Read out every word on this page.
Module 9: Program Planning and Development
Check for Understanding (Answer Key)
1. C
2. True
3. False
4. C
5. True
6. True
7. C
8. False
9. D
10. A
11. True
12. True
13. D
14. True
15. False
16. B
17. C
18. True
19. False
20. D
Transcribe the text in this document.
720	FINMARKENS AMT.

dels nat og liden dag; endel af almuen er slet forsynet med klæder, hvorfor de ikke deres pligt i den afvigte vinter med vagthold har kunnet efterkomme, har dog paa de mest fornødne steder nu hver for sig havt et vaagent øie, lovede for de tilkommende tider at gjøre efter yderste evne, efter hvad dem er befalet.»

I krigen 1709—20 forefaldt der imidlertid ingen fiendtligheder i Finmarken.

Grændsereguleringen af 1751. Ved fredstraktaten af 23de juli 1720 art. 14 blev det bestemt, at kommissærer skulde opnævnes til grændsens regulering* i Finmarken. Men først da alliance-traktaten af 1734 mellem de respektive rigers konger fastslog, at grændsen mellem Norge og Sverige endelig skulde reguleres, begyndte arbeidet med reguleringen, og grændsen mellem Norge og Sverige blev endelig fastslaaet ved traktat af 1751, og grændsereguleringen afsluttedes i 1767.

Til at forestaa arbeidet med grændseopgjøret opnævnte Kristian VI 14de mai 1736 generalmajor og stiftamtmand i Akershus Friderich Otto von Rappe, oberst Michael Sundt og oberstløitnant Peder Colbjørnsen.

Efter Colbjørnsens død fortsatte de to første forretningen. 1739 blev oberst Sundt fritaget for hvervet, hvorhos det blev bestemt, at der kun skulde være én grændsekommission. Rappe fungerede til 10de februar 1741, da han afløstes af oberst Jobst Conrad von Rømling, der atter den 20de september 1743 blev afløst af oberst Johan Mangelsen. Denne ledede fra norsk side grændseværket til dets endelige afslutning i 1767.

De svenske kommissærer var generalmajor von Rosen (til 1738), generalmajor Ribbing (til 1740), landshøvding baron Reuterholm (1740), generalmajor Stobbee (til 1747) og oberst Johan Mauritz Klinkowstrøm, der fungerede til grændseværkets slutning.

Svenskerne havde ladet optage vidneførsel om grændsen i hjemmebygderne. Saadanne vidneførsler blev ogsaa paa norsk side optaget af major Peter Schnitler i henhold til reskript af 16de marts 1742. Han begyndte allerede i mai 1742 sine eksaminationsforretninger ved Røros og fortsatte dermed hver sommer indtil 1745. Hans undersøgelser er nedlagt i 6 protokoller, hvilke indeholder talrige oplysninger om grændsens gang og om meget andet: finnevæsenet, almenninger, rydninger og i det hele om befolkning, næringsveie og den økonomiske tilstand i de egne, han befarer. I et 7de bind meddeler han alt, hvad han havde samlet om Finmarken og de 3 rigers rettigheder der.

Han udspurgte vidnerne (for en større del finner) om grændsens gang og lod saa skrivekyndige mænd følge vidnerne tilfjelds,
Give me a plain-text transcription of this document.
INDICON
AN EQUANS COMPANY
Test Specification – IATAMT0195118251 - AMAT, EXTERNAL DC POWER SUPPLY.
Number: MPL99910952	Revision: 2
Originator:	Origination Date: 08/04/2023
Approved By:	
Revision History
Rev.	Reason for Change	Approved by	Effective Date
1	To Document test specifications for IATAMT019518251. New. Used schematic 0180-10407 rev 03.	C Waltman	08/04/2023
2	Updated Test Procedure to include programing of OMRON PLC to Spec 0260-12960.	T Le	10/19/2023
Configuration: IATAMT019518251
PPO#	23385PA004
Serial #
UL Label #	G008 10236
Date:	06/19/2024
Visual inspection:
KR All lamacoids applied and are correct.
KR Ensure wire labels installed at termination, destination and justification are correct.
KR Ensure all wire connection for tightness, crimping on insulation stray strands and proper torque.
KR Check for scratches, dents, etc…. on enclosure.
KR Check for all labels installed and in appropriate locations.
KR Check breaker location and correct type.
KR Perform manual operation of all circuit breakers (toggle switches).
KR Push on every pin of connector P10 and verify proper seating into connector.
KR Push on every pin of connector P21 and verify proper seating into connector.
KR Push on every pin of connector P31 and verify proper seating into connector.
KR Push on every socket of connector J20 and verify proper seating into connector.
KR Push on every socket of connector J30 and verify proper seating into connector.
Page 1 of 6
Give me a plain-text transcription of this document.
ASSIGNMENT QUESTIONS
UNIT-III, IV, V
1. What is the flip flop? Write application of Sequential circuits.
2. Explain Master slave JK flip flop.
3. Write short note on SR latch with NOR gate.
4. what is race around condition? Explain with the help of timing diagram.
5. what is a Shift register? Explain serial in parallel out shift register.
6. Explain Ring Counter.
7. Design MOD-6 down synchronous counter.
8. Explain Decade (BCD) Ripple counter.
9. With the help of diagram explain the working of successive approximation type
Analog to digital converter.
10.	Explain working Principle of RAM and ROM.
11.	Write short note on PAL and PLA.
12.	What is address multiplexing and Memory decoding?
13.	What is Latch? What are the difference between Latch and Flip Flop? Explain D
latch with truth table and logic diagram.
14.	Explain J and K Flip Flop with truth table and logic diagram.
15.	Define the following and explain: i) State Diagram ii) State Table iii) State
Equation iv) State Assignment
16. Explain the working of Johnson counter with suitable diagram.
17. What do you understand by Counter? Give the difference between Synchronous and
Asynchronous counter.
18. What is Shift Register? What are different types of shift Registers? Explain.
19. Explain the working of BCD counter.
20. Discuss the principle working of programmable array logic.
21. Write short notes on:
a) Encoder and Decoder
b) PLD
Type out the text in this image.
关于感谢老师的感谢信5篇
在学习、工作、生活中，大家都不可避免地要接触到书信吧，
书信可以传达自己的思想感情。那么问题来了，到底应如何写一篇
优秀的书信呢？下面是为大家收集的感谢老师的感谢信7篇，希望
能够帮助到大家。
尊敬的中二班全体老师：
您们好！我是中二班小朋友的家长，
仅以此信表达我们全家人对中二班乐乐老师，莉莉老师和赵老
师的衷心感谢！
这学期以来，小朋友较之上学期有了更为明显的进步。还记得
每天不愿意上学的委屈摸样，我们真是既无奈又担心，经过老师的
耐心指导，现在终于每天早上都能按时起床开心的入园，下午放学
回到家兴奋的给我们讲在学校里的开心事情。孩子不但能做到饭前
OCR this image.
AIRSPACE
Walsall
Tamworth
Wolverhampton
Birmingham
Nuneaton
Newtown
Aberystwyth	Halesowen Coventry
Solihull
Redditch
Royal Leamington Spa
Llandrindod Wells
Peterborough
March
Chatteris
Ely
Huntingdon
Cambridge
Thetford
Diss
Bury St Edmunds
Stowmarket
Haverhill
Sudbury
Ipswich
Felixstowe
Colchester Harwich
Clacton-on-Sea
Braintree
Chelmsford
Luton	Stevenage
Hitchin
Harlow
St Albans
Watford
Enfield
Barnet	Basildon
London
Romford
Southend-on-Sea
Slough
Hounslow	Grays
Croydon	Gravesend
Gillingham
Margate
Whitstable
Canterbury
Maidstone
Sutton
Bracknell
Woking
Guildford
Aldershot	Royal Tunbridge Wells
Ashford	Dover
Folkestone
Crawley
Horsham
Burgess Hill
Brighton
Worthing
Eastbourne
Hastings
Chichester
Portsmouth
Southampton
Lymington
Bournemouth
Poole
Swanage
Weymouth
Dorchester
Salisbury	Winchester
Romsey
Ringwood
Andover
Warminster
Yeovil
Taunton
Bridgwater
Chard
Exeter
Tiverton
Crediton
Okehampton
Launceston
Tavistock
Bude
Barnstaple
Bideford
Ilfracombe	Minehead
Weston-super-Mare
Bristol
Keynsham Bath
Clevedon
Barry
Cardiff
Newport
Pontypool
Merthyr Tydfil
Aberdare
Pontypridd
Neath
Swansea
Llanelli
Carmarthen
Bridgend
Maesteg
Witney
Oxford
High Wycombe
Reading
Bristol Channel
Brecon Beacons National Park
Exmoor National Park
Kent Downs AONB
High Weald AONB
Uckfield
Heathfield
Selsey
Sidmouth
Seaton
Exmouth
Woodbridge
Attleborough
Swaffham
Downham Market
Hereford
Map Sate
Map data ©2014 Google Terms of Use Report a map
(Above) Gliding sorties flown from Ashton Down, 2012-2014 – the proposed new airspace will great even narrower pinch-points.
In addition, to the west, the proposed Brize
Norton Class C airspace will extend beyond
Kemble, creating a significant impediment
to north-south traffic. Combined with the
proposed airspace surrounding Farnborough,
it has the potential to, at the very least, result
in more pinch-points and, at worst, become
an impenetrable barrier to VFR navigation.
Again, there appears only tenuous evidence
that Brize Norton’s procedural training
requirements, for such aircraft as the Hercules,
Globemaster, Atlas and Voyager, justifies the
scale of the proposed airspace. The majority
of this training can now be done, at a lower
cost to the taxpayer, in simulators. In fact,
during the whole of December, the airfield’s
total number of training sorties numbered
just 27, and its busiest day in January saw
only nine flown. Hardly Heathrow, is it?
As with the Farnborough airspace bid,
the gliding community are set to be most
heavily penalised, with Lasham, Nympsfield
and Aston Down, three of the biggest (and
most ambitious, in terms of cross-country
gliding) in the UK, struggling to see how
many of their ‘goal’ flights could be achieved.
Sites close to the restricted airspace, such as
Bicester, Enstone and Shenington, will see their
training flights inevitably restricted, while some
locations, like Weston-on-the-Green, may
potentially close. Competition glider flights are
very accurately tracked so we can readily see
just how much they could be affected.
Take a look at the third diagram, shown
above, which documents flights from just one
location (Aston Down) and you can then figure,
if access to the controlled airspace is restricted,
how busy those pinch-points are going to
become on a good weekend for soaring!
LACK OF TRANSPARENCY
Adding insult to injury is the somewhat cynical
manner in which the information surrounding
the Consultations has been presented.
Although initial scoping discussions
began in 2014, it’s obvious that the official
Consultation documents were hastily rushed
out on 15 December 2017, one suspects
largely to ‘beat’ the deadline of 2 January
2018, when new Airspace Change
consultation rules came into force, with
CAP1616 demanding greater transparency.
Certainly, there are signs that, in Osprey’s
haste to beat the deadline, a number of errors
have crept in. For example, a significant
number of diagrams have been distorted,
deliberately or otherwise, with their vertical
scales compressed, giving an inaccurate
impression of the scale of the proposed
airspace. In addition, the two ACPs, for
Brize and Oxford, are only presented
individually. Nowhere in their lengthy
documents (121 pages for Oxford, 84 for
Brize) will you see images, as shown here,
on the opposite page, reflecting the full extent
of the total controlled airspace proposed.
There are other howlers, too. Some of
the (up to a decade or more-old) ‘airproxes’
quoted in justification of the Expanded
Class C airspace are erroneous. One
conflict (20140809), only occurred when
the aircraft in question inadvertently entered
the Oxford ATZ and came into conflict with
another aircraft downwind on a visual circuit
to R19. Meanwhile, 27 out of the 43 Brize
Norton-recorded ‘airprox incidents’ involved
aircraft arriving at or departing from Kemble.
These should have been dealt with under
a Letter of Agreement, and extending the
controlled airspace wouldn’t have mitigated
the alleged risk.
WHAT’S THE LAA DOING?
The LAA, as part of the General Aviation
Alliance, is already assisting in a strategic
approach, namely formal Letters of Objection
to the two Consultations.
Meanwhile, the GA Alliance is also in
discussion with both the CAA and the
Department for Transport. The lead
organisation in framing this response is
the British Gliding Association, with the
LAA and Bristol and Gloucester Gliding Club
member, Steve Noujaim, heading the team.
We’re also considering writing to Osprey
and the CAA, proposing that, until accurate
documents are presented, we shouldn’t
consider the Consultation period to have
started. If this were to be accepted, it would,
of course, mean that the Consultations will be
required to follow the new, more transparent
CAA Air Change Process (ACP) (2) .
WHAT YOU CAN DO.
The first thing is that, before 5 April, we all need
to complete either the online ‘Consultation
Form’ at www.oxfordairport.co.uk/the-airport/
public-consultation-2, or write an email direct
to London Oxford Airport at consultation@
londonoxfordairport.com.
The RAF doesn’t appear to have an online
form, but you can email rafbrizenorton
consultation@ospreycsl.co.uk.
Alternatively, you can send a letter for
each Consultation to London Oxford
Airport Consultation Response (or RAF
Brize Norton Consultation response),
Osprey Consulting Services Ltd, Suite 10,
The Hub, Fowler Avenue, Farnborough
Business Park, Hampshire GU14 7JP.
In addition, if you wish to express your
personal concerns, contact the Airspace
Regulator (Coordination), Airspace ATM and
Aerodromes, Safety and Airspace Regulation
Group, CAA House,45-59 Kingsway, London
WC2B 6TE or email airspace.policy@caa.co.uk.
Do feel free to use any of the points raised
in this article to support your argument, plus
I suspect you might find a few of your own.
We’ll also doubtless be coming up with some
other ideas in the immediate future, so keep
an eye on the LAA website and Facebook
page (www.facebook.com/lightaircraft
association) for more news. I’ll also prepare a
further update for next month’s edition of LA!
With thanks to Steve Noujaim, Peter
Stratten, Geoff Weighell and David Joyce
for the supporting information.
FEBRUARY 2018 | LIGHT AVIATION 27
■ ■ ■ ■ ■ ■ ■
== What this task involves ==
Write out every line of the entries that holds the word "difference".

== Expected answer ==
13.	What is Latch? What are the difference between Latch and Flip Flop? Explain D
17. What do you understand by Counter? Give the difference between Synchronous and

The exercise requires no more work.